[Dataset items]
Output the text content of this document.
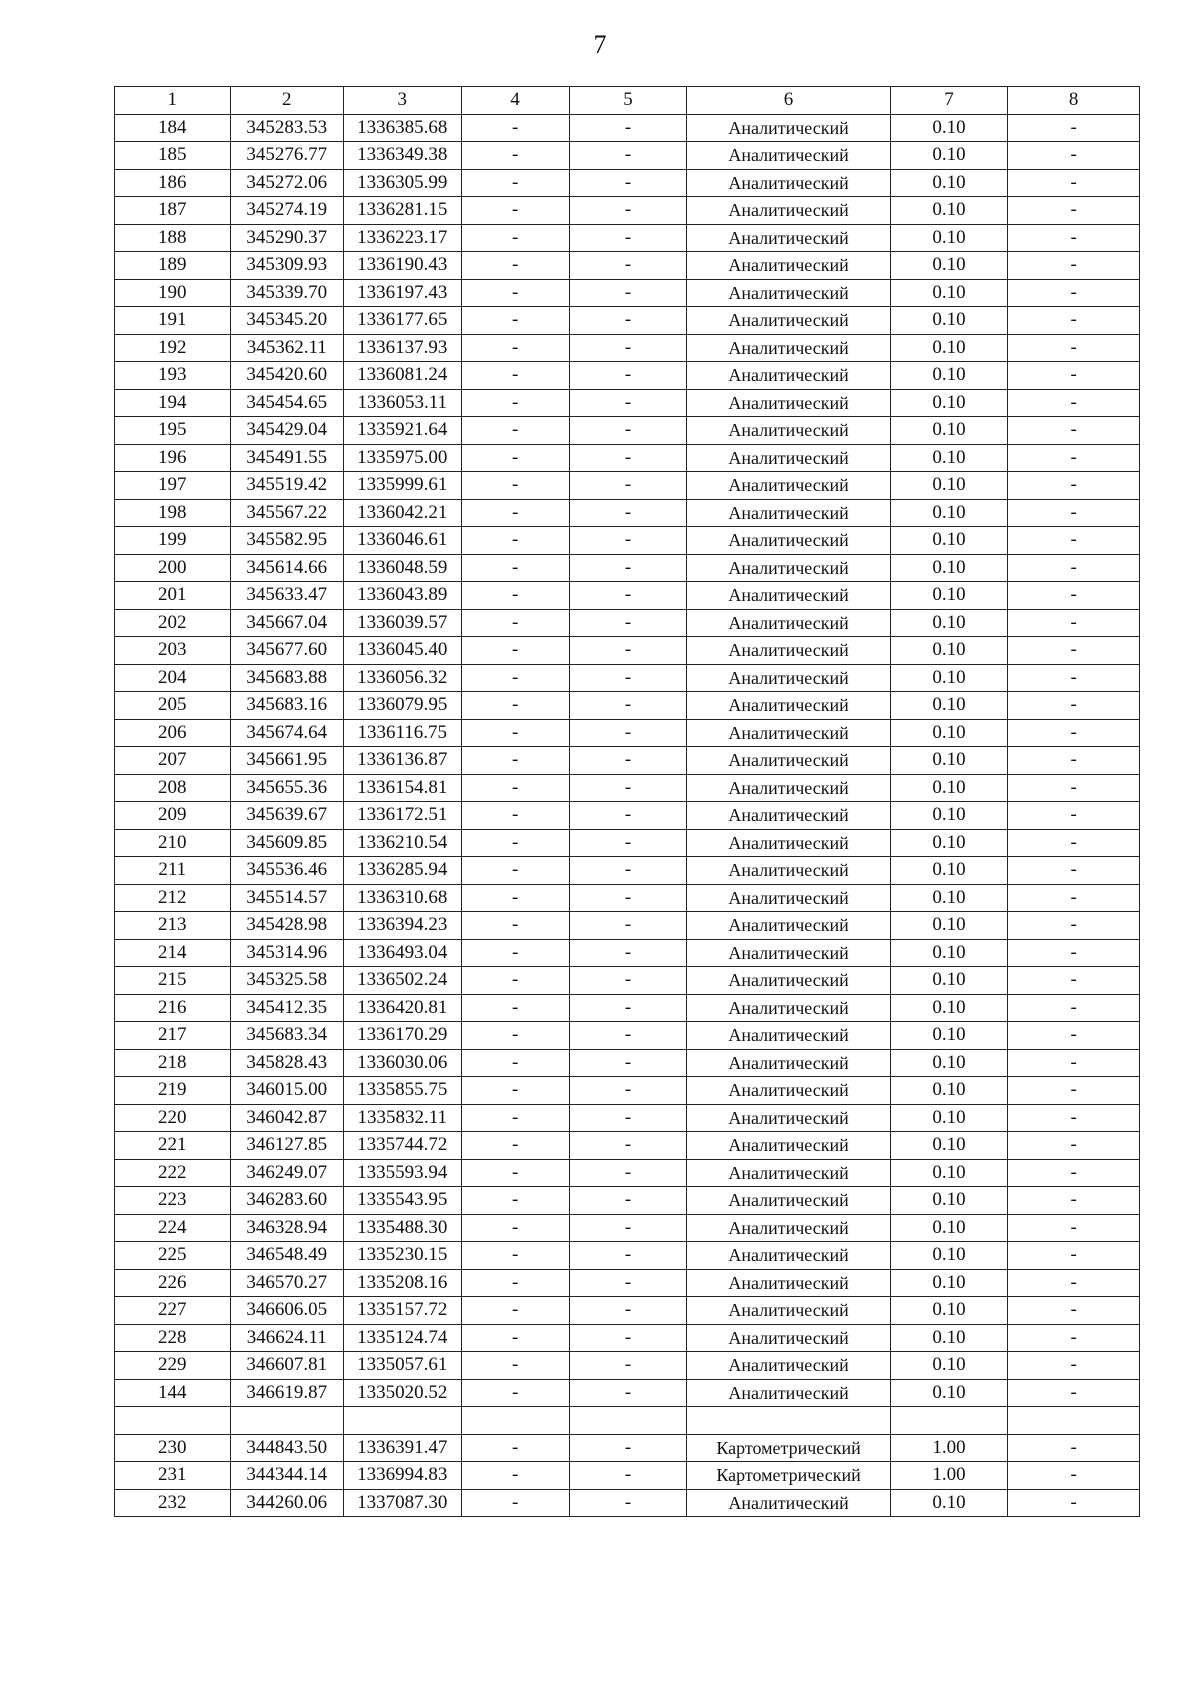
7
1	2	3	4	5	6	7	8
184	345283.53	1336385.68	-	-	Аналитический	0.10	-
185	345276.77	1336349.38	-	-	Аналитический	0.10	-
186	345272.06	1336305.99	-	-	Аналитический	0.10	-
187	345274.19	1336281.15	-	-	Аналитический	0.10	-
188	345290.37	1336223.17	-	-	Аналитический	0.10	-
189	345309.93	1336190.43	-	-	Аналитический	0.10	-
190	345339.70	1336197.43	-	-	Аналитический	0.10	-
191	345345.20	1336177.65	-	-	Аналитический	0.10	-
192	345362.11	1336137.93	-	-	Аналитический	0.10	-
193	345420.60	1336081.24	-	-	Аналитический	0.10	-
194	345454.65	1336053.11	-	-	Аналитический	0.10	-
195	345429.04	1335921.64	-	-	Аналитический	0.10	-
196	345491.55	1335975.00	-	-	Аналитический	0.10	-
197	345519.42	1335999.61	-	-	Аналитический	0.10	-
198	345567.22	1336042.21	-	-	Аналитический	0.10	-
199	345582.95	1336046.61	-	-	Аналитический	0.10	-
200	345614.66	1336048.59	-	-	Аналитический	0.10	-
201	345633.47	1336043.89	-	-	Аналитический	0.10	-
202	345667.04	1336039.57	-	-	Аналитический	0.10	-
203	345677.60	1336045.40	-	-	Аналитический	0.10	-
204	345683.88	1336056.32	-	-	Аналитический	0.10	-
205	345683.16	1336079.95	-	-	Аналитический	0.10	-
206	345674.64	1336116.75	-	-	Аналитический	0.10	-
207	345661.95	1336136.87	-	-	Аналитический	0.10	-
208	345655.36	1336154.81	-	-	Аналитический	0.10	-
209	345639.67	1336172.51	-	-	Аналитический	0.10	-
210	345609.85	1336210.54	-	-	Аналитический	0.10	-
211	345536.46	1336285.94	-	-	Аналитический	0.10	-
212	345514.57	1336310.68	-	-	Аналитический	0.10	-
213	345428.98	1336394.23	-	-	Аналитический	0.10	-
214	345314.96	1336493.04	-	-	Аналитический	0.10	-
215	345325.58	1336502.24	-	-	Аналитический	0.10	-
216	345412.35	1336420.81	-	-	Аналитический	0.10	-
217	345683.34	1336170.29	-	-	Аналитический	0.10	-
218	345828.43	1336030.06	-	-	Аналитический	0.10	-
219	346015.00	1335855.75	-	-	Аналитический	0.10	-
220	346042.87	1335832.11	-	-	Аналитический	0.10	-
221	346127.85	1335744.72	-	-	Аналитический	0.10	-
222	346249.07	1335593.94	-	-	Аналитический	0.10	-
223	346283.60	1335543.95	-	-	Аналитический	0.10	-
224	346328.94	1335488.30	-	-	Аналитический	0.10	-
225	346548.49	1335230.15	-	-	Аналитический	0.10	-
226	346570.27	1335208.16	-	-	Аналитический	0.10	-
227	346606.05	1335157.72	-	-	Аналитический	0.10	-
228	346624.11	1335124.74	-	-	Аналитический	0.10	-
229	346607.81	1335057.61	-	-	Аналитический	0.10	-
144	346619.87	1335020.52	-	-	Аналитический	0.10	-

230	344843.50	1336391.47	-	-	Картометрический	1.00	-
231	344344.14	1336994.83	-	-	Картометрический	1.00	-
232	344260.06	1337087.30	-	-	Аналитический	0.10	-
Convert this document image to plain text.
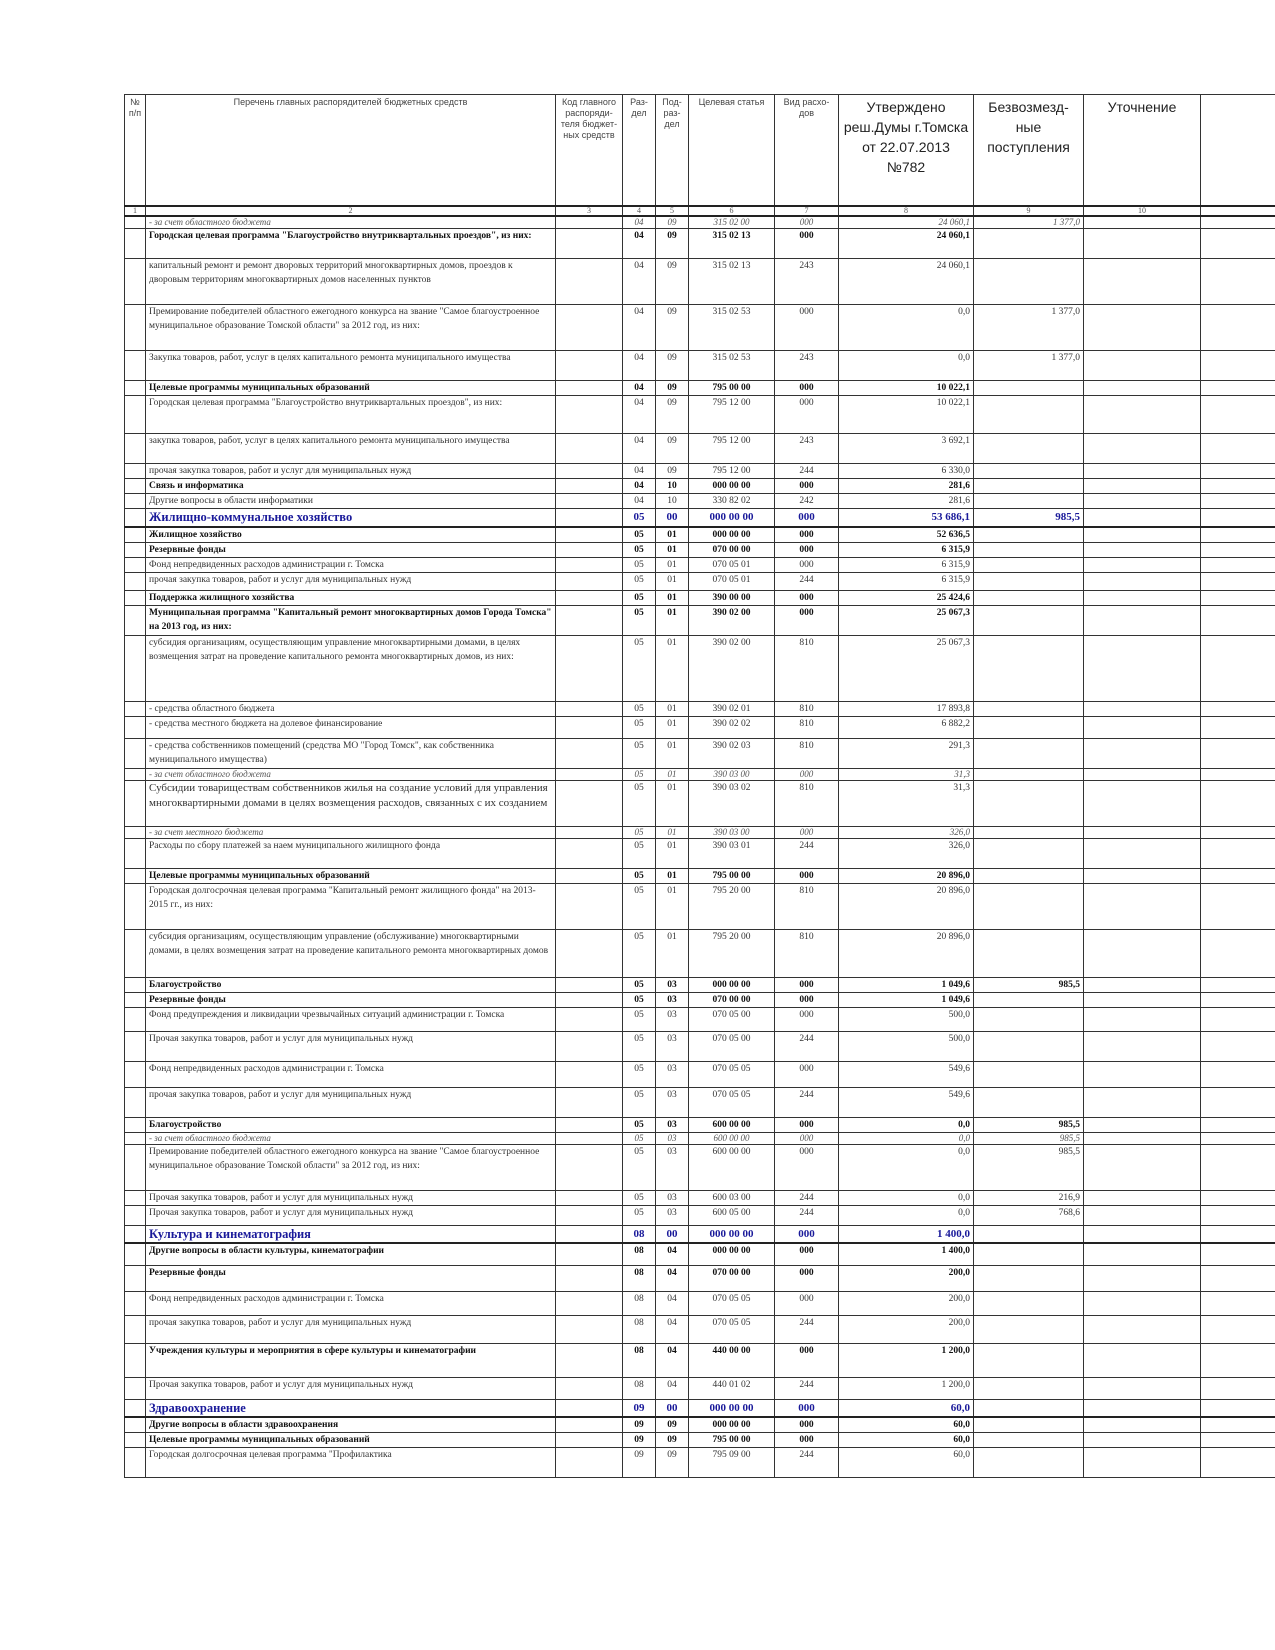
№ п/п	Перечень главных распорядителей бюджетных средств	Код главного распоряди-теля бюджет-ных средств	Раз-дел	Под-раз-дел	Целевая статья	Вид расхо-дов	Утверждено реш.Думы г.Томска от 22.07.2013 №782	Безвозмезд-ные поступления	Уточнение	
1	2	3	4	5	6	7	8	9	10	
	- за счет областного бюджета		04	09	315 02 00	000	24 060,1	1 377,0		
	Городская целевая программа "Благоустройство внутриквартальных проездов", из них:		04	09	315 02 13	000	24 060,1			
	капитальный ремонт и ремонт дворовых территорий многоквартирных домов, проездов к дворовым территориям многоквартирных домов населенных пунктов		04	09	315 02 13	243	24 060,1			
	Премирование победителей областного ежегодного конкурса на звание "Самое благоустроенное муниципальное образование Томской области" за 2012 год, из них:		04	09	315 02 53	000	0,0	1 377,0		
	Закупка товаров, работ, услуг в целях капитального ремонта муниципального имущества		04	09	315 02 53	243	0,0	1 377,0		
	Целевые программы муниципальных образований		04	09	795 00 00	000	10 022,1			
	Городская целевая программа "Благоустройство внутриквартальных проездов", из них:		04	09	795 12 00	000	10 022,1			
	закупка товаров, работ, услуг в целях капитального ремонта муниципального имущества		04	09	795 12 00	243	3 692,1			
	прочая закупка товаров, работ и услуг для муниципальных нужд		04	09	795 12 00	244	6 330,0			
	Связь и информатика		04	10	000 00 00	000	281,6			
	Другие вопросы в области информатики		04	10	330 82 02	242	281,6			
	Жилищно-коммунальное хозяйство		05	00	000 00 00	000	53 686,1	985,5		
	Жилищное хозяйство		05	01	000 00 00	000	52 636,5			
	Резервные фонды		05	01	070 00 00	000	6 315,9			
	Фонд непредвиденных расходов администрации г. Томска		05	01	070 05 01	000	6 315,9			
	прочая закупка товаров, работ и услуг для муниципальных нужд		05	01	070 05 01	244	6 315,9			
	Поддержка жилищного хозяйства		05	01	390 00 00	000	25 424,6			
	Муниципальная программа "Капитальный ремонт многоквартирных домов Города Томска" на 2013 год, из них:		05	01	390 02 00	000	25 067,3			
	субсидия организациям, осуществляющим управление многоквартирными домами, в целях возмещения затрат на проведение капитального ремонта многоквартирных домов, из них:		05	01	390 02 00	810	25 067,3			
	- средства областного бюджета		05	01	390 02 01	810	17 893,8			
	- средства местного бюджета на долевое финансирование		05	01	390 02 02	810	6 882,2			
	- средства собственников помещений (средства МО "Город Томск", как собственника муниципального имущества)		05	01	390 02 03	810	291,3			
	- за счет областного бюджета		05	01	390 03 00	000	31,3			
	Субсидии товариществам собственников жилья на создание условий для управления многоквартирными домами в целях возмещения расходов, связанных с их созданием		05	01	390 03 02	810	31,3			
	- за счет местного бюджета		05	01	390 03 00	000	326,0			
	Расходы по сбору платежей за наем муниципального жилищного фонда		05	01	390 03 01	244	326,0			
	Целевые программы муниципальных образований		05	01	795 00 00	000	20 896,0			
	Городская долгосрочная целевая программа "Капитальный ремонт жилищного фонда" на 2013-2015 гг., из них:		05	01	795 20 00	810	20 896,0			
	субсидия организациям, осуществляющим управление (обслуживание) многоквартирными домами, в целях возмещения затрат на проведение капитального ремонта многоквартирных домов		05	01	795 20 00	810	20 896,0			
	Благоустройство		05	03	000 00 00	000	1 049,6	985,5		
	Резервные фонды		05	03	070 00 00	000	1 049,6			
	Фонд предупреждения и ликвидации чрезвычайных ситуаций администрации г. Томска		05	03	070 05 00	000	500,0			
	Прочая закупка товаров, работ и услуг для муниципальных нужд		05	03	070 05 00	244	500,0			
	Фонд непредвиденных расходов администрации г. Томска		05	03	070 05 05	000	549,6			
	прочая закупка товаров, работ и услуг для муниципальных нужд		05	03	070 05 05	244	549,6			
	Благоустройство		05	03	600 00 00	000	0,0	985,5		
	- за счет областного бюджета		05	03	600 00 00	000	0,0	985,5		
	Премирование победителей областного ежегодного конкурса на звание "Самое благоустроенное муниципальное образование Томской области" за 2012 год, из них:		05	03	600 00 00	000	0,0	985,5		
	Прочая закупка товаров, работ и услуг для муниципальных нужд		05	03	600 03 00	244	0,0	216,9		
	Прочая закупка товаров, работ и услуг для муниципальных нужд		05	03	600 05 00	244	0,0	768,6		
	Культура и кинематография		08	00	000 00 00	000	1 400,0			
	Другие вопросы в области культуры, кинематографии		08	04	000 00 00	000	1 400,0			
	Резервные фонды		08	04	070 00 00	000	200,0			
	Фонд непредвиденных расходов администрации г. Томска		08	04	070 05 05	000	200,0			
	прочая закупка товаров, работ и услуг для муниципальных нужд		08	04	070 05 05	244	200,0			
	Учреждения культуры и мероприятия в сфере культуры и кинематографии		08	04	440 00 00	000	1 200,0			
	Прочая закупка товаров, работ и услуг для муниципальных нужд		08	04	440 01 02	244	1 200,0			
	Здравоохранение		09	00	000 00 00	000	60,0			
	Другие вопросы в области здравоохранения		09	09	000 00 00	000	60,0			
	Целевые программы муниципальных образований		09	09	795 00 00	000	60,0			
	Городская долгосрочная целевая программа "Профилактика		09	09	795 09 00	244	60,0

-- Set exercise --
Look through the data and gather every line with the string "Премирование" in it.

-- The reply --
	Премирование победителей областного ежегодного конкурса на звание "Самое благоустроенное муниципальное образование Томской области" за 2012 год, из них:		04	09	315 02 53	000	0,0	1 377,0		
	Премирование победителей областного ежегодного конкурса на звание "Самое благоустроенное муниципальное образование Томской области" за 2012 год, из них:		05	03	600 00 00	000	0,0	985,5		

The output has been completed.